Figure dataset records
-- begin --

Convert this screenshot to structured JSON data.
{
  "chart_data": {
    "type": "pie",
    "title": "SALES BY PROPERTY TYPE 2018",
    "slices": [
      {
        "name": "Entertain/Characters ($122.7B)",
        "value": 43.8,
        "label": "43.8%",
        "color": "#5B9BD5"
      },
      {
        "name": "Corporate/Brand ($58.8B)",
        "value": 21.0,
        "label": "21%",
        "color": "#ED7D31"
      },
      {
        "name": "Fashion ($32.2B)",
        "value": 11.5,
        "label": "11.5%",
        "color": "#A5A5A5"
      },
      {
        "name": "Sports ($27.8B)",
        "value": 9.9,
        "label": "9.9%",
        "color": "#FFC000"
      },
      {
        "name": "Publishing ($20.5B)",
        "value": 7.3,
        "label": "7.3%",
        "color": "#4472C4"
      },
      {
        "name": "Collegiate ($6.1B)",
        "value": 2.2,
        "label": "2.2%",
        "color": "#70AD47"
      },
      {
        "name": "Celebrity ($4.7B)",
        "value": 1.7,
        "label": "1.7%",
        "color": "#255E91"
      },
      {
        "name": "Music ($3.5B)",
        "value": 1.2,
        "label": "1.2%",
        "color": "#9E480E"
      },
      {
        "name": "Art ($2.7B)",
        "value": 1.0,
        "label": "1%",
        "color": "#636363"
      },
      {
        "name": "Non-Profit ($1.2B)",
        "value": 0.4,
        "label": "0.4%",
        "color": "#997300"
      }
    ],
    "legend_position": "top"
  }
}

-- end --

(THE TASK) Copy each line from the records above that includes the string "value".

(ANSWER BELOW)
        "value": 43.8,
        "value": 21.0,
        "value": 11.5,
        "value": 9.9,
        "value": 7.3,
        "value": 2.2,
        "value": 1.7,
        "value": 1.2,
        "value": 1.0,
        "value": 0.4,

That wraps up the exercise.